-- start INFORMATION SHOWN --

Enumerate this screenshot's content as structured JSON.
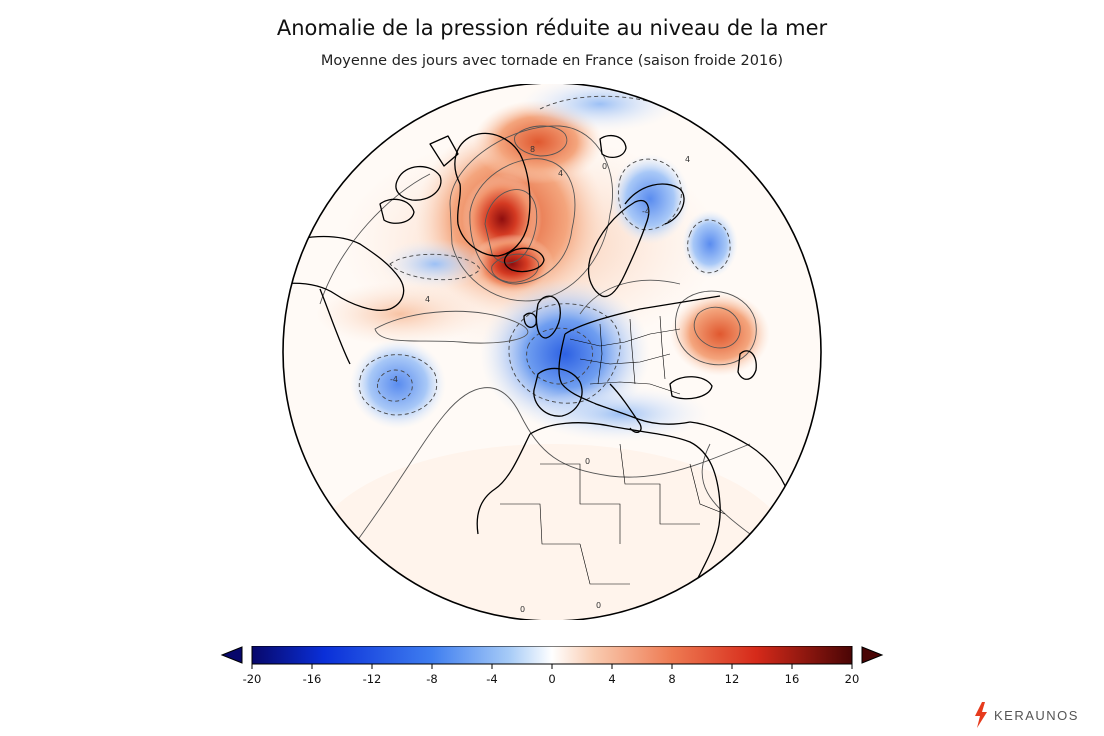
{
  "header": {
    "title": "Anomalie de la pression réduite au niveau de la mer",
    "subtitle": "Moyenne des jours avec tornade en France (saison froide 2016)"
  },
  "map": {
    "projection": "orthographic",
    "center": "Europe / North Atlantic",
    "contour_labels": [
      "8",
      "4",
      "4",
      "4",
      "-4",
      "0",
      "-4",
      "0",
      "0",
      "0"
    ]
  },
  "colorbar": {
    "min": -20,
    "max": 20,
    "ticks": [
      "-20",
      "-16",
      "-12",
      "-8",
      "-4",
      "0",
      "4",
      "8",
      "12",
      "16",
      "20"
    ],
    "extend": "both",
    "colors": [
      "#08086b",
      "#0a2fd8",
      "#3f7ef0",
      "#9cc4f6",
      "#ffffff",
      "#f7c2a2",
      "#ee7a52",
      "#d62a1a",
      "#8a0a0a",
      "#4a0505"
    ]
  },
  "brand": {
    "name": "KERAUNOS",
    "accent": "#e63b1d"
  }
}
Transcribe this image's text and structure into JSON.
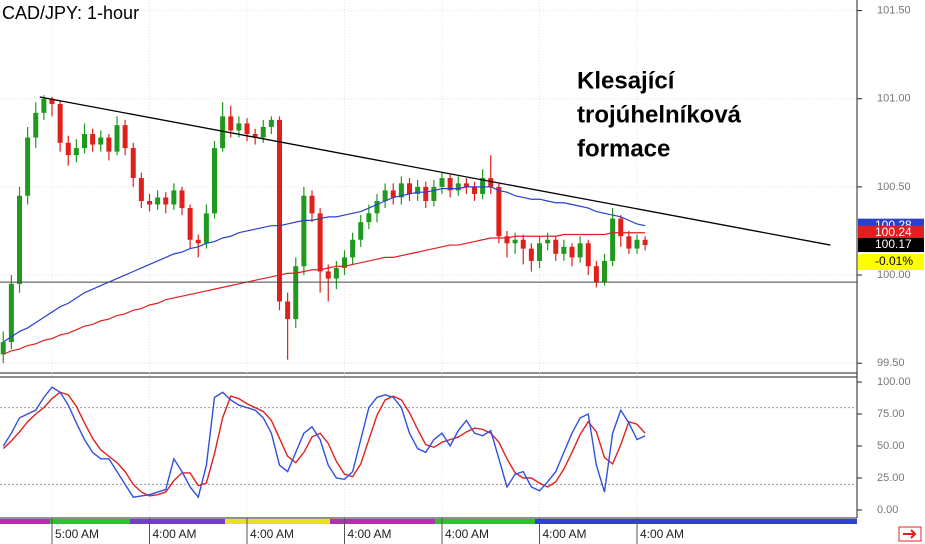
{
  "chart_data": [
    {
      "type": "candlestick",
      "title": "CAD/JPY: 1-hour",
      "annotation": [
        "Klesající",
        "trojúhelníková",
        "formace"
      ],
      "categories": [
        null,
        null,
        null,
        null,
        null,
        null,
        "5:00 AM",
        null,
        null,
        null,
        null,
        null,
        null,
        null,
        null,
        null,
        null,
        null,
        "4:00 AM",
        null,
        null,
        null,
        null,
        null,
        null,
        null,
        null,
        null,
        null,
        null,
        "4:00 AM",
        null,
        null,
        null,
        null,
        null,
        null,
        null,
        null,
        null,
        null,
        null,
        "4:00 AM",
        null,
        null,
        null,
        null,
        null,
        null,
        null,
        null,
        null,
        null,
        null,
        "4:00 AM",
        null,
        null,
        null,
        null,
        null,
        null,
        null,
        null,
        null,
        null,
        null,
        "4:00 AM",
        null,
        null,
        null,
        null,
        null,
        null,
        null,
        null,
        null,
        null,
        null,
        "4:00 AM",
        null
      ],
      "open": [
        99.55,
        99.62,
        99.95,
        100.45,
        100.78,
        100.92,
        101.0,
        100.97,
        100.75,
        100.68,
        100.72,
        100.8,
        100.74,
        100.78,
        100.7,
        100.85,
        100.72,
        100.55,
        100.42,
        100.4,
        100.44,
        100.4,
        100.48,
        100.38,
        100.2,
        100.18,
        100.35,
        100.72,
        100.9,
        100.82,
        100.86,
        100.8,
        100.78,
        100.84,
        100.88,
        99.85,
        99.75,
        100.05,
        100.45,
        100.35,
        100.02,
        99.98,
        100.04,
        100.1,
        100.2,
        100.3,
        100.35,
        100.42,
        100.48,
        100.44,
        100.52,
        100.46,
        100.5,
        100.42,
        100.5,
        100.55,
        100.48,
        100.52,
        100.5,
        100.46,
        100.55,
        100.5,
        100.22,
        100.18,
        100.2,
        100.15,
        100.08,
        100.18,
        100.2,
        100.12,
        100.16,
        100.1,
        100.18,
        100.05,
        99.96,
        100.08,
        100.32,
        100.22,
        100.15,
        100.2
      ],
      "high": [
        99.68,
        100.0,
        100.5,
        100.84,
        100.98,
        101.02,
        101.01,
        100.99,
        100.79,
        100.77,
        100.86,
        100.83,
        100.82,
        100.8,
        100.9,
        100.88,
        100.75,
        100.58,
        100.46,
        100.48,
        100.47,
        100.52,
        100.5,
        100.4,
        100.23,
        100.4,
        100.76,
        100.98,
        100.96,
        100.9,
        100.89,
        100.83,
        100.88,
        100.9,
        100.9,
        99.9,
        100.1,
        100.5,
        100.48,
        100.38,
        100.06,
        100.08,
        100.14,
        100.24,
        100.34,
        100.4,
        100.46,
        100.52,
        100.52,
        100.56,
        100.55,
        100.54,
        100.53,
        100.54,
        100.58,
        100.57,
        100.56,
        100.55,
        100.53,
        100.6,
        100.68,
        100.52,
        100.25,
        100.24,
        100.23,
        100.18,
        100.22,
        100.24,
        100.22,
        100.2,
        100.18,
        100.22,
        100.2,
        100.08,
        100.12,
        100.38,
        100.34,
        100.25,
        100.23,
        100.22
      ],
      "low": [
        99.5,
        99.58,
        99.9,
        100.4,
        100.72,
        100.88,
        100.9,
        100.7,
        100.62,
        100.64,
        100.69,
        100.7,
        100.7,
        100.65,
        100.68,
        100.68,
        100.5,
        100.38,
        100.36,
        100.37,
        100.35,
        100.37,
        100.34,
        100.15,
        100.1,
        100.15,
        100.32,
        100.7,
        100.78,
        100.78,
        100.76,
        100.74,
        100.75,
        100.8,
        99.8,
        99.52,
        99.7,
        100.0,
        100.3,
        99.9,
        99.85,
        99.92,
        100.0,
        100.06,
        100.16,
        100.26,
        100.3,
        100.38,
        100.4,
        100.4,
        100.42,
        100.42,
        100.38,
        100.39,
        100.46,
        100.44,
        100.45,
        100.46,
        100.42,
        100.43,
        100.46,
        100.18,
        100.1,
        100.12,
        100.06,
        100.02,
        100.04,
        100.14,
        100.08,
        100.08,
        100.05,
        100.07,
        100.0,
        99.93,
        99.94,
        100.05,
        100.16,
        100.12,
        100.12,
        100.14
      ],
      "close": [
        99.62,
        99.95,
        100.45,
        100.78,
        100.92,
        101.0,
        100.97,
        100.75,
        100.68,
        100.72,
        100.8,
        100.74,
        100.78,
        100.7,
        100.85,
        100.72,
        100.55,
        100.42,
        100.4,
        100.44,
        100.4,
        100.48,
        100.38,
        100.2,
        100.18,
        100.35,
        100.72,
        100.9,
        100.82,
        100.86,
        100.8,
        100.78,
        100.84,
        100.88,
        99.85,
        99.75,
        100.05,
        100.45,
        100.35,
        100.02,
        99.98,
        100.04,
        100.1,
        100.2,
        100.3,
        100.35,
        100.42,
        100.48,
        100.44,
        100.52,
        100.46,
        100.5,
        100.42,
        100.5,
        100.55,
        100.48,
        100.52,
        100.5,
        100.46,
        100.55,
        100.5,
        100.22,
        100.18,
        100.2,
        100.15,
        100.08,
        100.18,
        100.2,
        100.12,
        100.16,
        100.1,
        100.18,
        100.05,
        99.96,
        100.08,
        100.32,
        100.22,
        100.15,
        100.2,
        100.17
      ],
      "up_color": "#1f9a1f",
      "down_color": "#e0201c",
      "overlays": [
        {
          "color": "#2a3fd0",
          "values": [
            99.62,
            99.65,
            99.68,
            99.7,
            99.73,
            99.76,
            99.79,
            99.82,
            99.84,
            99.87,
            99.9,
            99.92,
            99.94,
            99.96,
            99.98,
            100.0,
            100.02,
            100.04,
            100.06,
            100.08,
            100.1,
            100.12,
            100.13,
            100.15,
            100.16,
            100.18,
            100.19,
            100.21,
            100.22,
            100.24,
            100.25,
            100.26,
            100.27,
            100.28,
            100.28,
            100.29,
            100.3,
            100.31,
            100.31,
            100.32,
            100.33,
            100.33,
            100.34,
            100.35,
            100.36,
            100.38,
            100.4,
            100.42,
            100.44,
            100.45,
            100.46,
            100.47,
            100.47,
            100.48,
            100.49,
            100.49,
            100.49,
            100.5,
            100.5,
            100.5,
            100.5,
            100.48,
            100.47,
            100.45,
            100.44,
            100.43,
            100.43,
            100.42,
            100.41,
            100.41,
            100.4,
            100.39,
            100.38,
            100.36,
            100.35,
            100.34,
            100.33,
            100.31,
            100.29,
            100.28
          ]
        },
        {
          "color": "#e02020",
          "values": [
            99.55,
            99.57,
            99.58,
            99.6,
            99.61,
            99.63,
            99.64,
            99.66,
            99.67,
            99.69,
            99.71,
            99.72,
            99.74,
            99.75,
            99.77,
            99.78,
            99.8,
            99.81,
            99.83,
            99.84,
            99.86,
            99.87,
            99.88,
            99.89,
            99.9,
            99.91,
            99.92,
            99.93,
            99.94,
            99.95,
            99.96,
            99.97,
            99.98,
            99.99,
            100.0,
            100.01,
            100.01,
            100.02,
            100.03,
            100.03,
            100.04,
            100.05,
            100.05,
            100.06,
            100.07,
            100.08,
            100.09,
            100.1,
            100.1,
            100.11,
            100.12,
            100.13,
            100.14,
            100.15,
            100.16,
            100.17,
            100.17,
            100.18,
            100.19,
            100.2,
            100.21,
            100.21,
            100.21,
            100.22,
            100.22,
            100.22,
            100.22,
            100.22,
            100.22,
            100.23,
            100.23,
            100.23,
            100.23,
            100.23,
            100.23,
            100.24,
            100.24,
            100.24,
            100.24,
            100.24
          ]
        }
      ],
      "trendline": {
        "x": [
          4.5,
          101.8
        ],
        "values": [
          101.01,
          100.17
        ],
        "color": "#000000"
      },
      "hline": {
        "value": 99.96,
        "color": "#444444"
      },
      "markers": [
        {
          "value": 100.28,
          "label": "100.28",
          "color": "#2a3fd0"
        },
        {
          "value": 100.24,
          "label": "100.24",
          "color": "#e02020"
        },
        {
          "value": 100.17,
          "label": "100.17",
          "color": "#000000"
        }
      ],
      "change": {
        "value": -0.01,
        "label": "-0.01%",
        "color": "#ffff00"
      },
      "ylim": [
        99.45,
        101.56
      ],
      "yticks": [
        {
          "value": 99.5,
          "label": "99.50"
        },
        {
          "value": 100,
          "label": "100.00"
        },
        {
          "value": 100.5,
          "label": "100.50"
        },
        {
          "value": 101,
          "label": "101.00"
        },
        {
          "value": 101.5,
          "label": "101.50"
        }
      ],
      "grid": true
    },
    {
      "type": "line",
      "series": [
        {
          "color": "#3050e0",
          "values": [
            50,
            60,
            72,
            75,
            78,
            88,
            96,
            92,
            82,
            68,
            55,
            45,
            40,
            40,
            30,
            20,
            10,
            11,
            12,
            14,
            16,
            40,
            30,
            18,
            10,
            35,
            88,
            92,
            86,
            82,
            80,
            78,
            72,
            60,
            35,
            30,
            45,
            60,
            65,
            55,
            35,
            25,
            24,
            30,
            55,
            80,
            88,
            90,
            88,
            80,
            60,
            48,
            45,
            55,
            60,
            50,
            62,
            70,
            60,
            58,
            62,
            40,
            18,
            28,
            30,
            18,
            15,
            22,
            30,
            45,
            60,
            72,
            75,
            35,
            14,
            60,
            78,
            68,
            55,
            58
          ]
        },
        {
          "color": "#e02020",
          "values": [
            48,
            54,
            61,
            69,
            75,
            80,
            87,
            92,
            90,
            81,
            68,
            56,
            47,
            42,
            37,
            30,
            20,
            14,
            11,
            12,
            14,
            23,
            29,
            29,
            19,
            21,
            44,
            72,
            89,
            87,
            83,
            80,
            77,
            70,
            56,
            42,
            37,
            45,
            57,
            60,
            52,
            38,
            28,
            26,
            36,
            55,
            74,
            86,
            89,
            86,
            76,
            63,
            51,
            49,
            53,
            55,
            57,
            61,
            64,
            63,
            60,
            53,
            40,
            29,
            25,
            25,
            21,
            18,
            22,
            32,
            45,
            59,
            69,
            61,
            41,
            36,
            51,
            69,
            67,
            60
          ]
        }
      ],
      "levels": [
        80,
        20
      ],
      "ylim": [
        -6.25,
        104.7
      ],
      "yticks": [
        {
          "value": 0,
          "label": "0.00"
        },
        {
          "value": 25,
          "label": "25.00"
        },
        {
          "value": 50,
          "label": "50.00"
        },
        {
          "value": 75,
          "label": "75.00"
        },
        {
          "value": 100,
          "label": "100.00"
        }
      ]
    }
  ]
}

-- end INFORMATION SHOWN --

GOAL OF THE EXERCISE => Show all lines from the records above where the word "this" occurs.

FINAL ANSWER =>
Enumerate this screenshot's content as structured JSON.
Transcribe this image's text and structure into JSON.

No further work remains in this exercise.